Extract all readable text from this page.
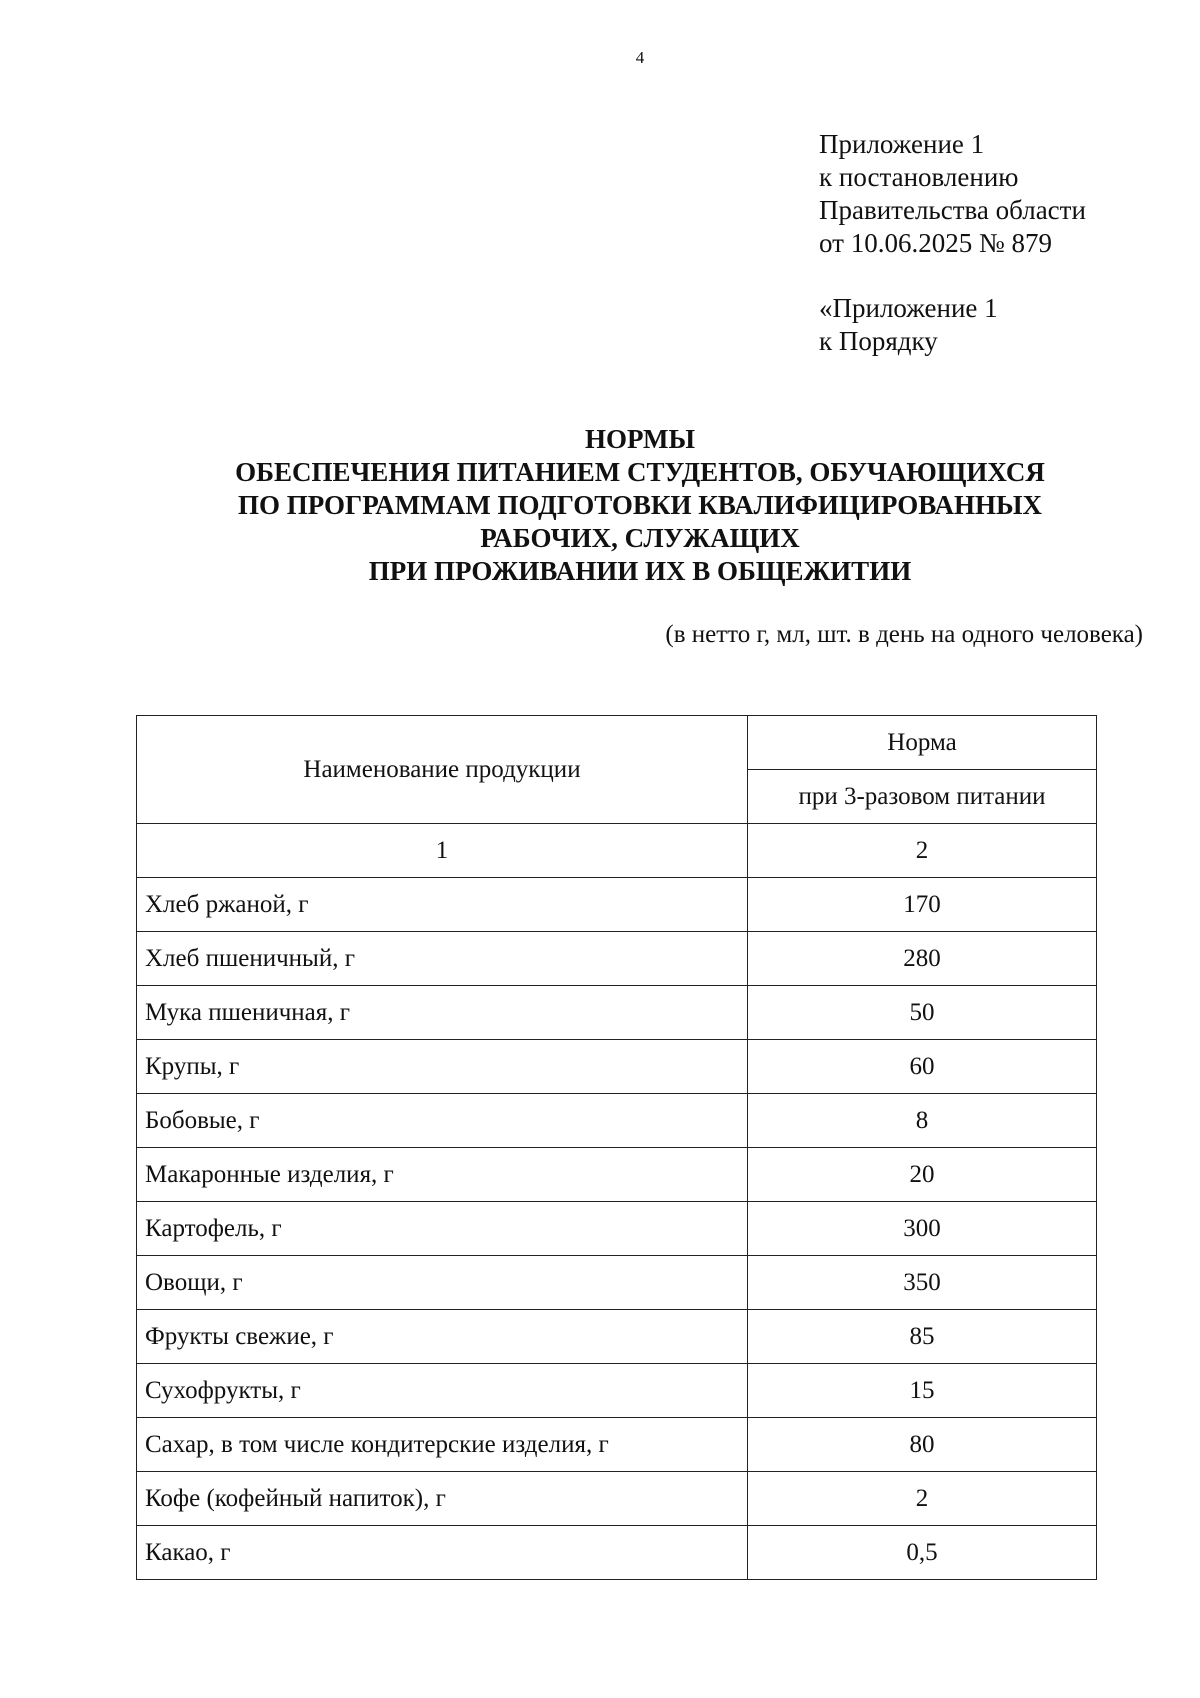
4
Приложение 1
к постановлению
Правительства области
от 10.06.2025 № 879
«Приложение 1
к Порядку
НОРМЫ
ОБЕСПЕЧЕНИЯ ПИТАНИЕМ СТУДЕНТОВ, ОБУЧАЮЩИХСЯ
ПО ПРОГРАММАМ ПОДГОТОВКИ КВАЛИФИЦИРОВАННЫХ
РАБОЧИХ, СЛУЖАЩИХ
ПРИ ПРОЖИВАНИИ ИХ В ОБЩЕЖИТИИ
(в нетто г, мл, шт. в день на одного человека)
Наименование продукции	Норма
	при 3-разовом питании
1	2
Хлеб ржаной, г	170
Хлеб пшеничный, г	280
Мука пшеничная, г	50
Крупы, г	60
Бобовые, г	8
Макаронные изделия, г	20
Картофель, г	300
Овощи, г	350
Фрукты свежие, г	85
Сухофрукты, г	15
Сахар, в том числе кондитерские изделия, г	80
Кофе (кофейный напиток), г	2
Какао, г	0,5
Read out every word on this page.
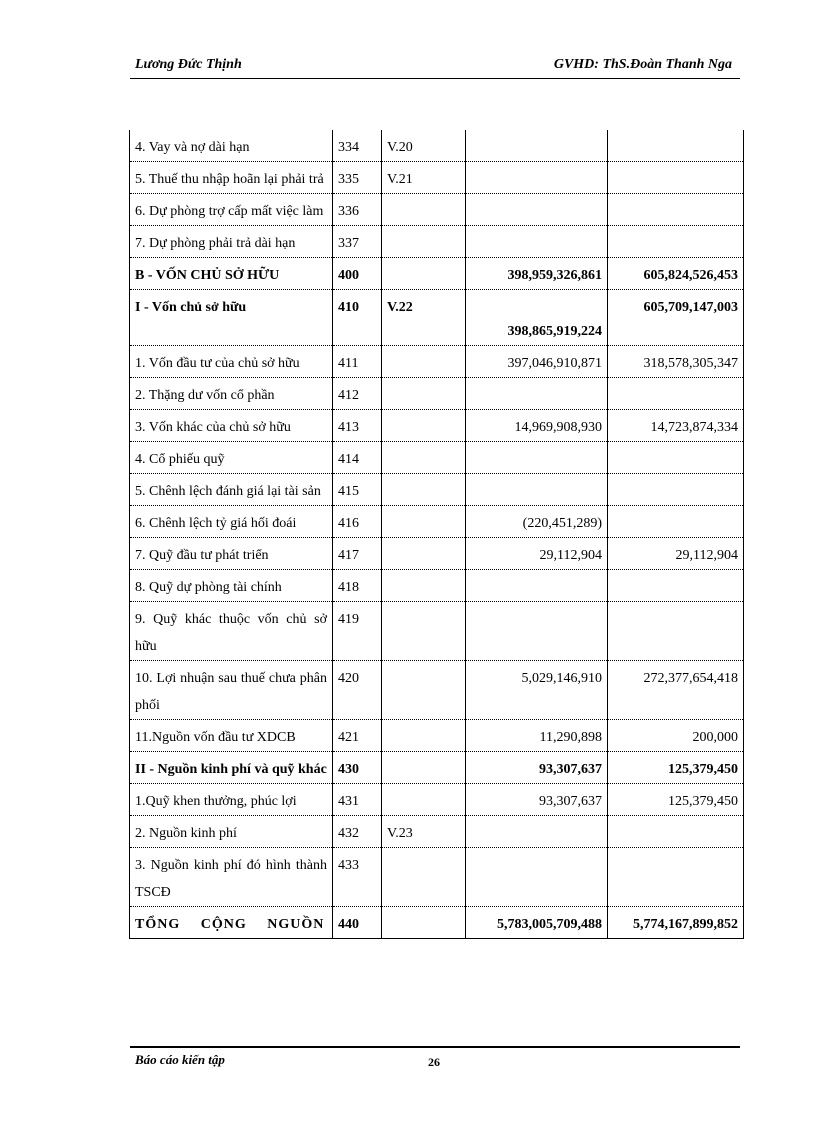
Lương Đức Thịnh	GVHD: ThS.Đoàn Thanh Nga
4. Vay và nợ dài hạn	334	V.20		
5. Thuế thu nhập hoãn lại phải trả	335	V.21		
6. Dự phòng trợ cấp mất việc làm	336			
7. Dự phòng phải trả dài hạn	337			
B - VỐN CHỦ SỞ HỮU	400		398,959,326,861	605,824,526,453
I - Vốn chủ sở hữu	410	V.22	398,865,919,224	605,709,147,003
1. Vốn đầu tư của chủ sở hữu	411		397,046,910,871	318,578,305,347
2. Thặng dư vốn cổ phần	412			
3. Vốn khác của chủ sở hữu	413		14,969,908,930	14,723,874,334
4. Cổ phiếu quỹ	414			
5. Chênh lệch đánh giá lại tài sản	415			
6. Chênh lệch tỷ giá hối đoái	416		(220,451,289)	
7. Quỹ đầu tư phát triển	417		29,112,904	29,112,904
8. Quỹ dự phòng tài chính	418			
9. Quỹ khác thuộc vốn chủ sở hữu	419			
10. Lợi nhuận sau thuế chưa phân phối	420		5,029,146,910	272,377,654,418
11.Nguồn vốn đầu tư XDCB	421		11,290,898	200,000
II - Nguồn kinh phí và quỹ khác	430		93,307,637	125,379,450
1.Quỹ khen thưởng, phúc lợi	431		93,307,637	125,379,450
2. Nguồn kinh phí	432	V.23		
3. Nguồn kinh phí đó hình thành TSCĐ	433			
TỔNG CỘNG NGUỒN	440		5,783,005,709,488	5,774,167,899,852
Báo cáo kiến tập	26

GIVEN INSTRUCTION:
Retype each entry precisely. Skip images entirely.

ANSWER IN FULL:
Extract all readable text from this page.
4
Приложение 1
к постановлению
Правительства области
от 10.06.2025 № 879
«Приложение 1
к Порядку
НОРМЫ
ОБЕСПЕЧЕНИЯ ПИТАНИЕМ СТУДЕНТОВ, ОБУЧАЮЩИХСЯ
ПО ПРОГРАММАМ ПОДГОТОВКИ КВАЛИФИЦИРОВАННЫХ
РАБОЧИХ, СЛУЖАЩИХ
ПРИ ПРОЖИВАНИИ ИХ В ОБЩЕЖИТИИ
(в нетто г, мл, шт. в день на одного человека)
Наименование продукции	Норма
	при 3-разовом питании
1	2
Хлеб ржаной, г	170
Хлеб пшеничный, г	280
Мука пшеничная, г	50
Крупы, г	60
Бобовые, г	8
Макаронные изделия, г	20
Картофель, г	300
Овощи, г	350
Фрукты свежие, г	85
Сухофрукты, г	15
Сахар, в том числе кондитерские изделия, г	80
Кофе (кофейный напиток), г	2
Какао, г	0,5
Read out every word on this page.
Lương Đức Thịnh	GVHD: ThS.Đoàn Thanh Nga
4. Vay và nợ dài hạn	334	V.20		
5. Thuế thu nhập hoãn lại phải trả	335	V.21		
6. Dự phòng trợ cấp mất việc làm	336			
7. Dự phòng phải trả dài hạn	337			
B - VỐN CHỦ SỞ HỮU	400		398,959,326,861	605,824,526,453
I - Vốn chủ sở hữu	410	V.22	398,865,919,224	605,709,147,003
1. Vốn đầu tư của chủ sở hữu	411		397,046,910,871	318,578,305,347
2. Thặng dư vốn cổ phần	412			
3. Vốn khác của chủ sở hữu	413		14,969,908,930	14,723,874,334
4. Cổ phiếu quỹ	414			
5. Chênh lệch đánh giá lại tài sản	415			
6. Chênh lệch tỷ giá hối đoái	416		(220,451,289)	
7. Quỹ đầu tư phát triển	417		29,112,904	29,112,904
8. Quỹ dự phòng tài chính	418			
9. Quỹ khác thuộc vốn chủ sở hữu	419			
10. Lợi nhuận sau thuế chưa phân phối	420		5,029,146,910	272,377,654,418
11.Nguồn vốn đầu tư XDCB	421		11,290,898	200,000
II - Nguồn kinh phí và quỹ khác	430		93,307,637	125,379,450
1.Quỹ khen thưởng, phúc lợi	431		93,307,637	125,379,450
2. Nguồn kinh phí	432	V.23		
3. Nguồn kinh phí đó hình thành TSCĐ	433			
TỔNG CỘNG NGUỒN	440		5,783,005,709,488	5,774,167,899,852
Báo cáo kiến tập	26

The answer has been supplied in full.